-------- Given records
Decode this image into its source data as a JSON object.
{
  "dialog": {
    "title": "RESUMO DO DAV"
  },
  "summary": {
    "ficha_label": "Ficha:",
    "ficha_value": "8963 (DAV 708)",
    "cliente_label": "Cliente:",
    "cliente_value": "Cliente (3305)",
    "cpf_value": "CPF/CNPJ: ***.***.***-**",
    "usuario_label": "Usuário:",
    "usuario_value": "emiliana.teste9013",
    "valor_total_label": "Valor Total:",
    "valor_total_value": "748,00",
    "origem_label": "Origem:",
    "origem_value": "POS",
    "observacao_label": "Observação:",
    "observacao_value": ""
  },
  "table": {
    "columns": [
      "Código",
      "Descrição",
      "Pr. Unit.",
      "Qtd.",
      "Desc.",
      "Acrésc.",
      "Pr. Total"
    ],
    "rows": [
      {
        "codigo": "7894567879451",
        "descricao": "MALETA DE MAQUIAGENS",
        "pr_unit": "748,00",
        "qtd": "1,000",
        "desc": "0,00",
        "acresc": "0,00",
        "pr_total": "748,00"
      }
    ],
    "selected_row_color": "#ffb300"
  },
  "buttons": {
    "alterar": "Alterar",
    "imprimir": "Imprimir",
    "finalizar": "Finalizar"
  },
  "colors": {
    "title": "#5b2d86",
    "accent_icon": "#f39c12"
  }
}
----------------
Problem description: Restate the whole listing exactly.

Response:
Decode this image into its source data as a JSON object.
{
  "dialog": {
    "title": "RESUMO DO DAV"
  },
  "summary": {
    "ficha_label": "Ficha:",
    "ficha_value": "8963 (DAV 708)",
    "cliente_label": "Cliente:",
    "cliente_value": "Cliente (3305)",
    "cpf_value": "CPF/CNPJ: ***.***.***-**",
    "usuario_label": "Usuário:",
    "usuario_value": "emiliana.teste9013",
    "valor_total_label": "Valor Total:",
    "valor_total_value": "748,00",
    "origem_label": "Origem:",
    "origem_value": "POS",
    "observacao_label": "Observação:",
    "observacao_value": ""
  },
  "table": {
    "columns": [
      "Código",
      "Descrição",
      "Pr. Unit.",
      "Qtd.",
      "Desc.",
      "Acrésc.",
      "Pr. Total"
    ],
    "rows": [
      {
        "codigo": "7894567879451",
        "descricao": "MALETA DE MAQUIAGENS",
        "pr_unit": "748,00",
        "qtd": "1,000",
        "desc": "0,00",
        "acresc": "0,00",
        "pr_total": "748,00"
      }
    ],
    "selected_row_color": "#ffb300"
  },
  "buttons": {
    "alterar": "Alterar",
    "imprimir": "Imprimir",
    "finalizar": "Finalizar"
  },
  "colors": {
    "title": "#5b2d86",
    "accent_icon": "#f39c12"
  }
}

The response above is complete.